=== Source material ===

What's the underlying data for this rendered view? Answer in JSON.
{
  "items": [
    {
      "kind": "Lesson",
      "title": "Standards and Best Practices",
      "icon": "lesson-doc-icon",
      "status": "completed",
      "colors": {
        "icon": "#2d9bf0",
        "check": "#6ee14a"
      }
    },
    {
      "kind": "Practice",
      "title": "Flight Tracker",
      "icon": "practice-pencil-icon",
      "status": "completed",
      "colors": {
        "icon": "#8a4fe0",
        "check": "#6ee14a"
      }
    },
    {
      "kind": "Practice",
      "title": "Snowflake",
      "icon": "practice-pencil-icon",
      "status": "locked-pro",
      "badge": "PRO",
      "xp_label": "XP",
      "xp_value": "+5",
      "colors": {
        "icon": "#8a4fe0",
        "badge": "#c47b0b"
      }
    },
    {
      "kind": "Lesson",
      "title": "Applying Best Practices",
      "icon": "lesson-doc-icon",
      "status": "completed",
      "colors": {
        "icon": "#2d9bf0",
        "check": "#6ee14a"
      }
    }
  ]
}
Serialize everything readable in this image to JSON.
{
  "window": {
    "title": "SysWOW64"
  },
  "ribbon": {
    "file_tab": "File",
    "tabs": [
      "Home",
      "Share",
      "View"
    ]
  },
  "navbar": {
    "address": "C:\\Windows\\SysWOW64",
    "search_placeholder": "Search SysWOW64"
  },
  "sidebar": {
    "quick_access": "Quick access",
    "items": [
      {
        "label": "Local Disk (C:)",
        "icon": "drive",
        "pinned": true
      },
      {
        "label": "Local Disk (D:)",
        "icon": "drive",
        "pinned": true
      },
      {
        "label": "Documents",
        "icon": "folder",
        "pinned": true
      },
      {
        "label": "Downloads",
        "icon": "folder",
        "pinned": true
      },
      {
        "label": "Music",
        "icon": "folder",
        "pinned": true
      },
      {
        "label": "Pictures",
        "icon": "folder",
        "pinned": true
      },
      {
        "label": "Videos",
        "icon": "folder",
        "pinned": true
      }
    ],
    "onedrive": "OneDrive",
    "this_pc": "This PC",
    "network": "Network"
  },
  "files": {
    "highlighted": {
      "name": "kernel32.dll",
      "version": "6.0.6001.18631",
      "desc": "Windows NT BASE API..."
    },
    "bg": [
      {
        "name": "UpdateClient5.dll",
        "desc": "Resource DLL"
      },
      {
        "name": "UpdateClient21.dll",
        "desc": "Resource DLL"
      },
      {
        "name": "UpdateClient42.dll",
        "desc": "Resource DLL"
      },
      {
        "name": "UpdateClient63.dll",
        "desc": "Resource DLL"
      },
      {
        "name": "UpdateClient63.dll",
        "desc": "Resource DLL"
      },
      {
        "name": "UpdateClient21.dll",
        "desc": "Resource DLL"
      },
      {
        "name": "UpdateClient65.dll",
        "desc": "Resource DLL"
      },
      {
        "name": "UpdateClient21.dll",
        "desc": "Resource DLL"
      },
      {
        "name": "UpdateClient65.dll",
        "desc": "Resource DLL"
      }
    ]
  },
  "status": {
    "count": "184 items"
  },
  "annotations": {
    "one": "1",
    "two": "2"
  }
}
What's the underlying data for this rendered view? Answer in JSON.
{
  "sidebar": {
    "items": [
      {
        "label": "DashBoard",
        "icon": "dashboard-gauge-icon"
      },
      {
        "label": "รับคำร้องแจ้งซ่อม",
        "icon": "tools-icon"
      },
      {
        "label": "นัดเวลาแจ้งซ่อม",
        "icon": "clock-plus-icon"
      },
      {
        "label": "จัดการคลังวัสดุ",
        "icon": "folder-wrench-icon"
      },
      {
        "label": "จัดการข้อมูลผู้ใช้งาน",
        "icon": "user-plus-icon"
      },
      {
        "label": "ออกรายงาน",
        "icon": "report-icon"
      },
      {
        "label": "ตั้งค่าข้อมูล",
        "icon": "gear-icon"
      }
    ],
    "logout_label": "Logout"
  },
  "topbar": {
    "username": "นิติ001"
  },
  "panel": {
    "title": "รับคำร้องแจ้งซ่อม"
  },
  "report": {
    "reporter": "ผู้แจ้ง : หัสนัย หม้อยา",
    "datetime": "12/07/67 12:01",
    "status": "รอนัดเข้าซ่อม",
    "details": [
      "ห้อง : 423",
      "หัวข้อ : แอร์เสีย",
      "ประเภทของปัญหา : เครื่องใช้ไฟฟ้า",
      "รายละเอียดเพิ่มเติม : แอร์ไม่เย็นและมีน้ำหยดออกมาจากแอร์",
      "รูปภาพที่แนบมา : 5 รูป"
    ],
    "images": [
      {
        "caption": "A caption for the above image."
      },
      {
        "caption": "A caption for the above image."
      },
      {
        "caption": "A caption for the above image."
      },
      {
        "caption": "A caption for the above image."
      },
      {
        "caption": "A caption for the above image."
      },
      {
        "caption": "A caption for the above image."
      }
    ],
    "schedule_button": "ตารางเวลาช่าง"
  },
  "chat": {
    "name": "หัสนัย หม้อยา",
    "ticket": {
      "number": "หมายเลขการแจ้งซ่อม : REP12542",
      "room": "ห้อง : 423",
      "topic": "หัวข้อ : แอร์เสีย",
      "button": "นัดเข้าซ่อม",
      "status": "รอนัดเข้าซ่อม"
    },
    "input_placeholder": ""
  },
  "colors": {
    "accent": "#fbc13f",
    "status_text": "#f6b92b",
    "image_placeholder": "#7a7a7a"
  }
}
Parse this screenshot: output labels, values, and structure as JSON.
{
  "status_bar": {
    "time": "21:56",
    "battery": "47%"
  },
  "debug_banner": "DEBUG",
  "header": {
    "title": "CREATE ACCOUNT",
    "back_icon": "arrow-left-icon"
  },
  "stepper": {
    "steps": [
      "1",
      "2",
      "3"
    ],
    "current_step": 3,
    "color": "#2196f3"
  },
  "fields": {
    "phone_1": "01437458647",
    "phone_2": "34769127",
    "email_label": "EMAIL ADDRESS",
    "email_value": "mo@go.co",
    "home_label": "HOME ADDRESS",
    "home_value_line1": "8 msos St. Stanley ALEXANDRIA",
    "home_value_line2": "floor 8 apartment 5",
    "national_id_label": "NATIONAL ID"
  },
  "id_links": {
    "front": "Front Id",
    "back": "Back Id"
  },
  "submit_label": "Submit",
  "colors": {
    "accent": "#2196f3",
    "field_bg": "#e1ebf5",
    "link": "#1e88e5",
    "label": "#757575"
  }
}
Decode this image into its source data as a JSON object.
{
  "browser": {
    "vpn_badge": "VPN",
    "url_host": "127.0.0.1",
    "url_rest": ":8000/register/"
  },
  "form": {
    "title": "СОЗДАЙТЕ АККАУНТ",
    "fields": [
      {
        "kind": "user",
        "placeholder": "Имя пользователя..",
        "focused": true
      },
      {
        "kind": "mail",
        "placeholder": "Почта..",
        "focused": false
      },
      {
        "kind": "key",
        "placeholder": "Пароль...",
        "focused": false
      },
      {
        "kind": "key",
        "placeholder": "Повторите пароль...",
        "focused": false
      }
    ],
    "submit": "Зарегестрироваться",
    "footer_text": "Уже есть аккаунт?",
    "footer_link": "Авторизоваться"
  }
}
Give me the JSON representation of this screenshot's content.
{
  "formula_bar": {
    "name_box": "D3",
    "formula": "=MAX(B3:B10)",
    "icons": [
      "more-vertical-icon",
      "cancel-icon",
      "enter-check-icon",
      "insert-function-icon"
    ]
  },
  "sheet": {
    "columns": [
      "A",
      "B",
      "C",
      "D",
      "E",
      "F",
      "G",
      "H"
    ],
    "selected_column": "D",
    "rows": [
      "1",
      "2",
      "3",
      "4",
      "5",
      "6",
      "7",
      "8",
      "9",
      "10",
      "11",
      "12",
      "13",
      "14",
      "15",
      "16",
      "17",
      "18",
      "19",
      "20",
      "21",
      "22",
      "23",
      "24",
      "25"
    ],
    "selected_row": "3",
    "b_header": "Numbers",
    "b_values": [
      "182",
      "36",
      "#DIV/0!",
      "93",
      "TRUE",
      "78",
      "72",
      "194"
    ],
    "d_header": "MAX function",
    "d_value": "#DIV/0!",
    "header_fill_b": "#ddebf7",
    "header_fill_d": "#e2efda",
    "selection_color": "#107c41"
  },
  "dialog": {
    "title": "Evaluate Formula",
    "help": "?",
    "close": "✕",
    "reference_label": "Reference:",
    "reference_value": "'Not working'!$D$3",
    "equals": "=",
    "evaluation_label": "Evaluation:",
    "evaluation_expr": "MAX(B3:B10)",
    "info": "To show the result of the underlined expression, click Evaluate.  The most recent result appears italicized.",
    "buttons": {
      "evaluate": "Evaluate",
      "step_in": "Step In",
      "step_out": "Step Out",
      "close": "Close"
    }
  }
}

===

Pick out each line that holds the string "screenshot".

▸ The reply:
Parse this screenshot: output labels, values, and structure as JSON.
Give me the JSON representation of this screenshot's content.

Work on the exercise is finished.